(Figure record extracts)
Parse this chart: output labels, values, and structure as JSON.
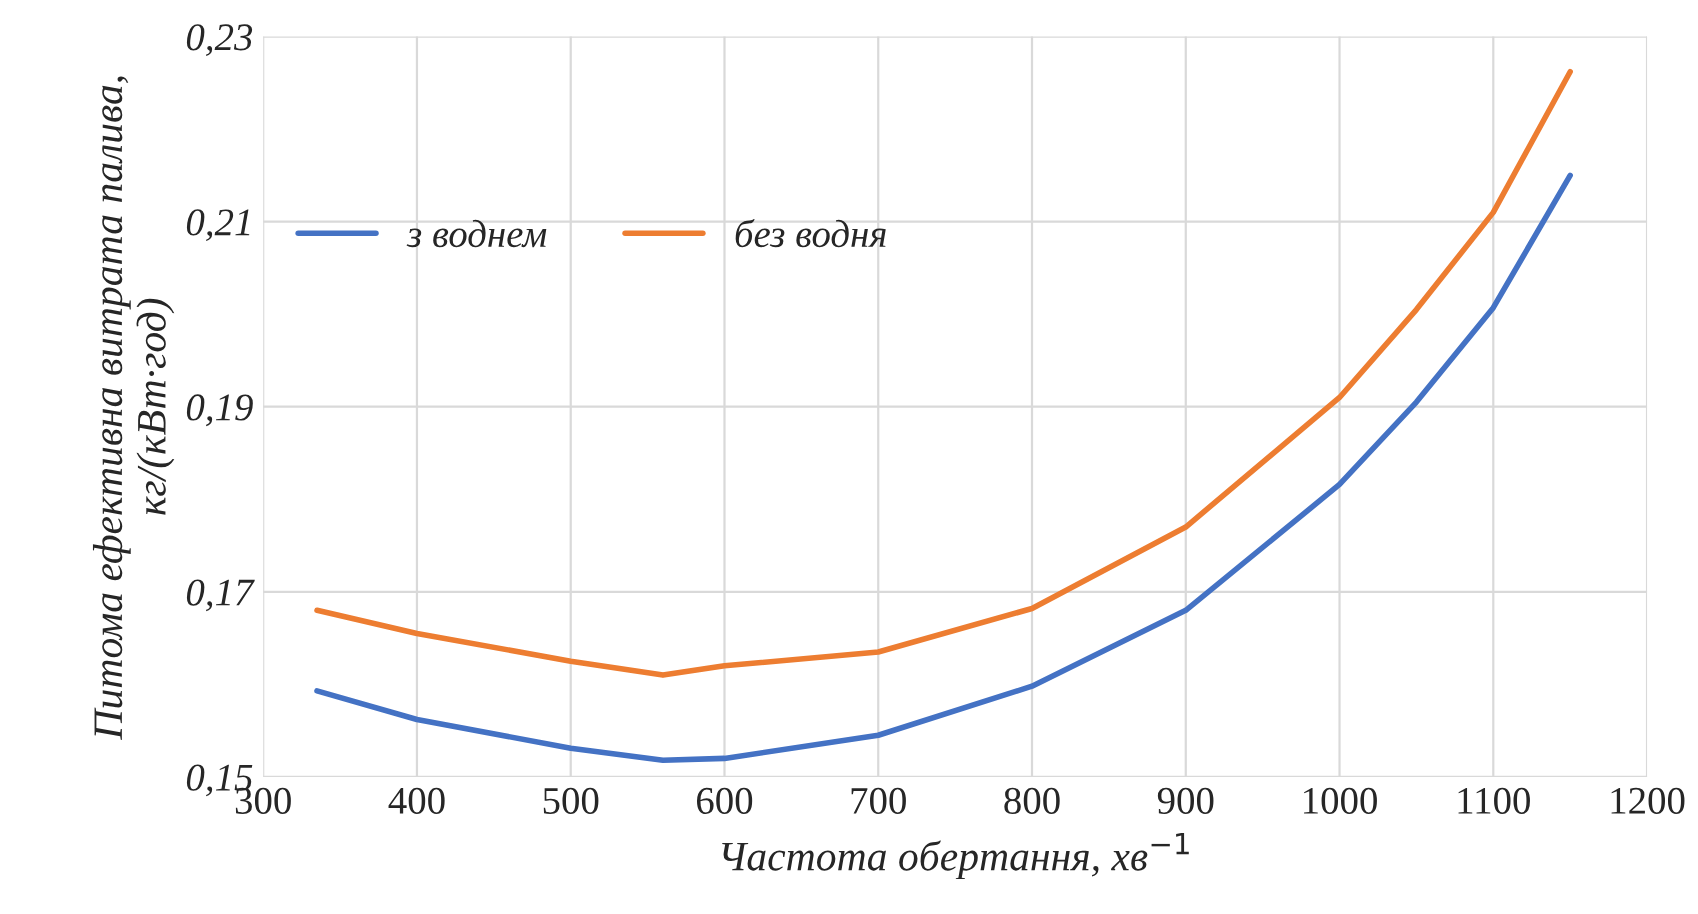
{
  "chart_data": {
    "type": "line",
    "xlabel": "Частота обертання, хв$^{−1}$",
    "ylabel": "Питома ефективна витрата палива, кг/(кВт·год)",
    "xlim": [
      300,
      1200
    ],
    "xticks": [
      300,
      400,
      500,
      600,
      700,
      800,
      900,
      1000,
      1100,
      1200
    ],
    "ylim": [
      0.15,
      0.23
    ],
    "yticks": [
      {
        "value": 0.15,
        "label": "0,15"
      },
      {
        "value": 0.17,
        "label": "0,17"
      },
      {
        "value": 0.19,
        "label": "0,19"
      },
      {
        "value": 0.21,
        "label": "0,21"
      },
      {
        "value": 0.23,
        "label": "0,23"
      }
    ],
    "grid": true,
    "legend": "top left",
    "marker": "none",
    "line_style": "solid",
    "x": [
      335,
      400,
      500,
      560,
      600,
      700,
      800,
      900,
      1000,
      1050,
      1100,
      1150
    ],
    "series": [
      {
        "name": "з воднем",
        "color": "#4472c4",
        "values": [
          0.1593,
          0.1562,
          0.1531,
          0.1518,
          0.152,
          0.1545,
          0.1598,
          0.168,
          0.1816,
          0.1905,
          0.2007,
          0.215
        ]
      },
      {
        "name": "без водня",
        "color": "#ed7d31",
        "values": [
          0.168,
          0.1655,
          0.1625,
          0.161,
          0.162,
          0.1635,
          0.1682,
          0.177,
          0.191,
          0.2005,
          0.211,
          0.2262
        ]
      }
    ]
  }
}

**THE PROBLEM**
What comes back should match the records exactly, minus any pictures.

**SOLVED PROBLEM**
Parse this chart: output labels, values, and structure as JSON.
{
  "chart_data": {
    "type": "line",
    "xlabel": "Частота обертання, хв$^{−1}$",
    "ylabel": "Питома ефективна витрата палива, кг/(кВт·год)",
    "xlim": [
      300,
      1200
    ],
    "xticks": [
      300,
      400,
      500,
      600,
      700,
      800,
      900,
      1000,
      1100,
      1200
    ],
    "ylim": [
      0.15,
      0.23
    ],
    "yticks": [
      {
        "value": 0.15,
        "label": "0,15"
      },
      {
        "value": 0.17,
        "label": "0,17"
      },
      {
        "value": 0.19,
        "label": "0,19"
      },
      {
        "value": 0.21,
        "label": "0,21"
      },
      {
        "value": 0.23,
        "label": "0,23"
      }
    ],
    "grid": true,
    "legend": "top left",
    "marker": "none",
    "line_style": "solid",
    "x": [
      335,
      400,
      500,
      560,
      600,
      700,
      800,
      900,
      1000,
      1050,
      1100,
      1150
    ],
    "series": [
      {
        "name": "з воднем",
        "color": "#4472c4",
        "values": [
          0.1593,
          0.1562,
          0.1531,
          0.1518,
          0.152,
          0.1545,
          0.1598,
          0.168,
          0.1816,
          0.1905,
          0.2007,
          0.215
        ]
      },
      {
        "name": "без водня",
        "color": "#ed7d31",
        "values": [
          0.168,
          0.1655,
          0.1625,
          0.161,
          0.162,
          0.1635,
          0.1682,
          0.177,
          0.191,
          0.2005,
          0.211,
          0.2262
        ]
      }
    ]
  }
}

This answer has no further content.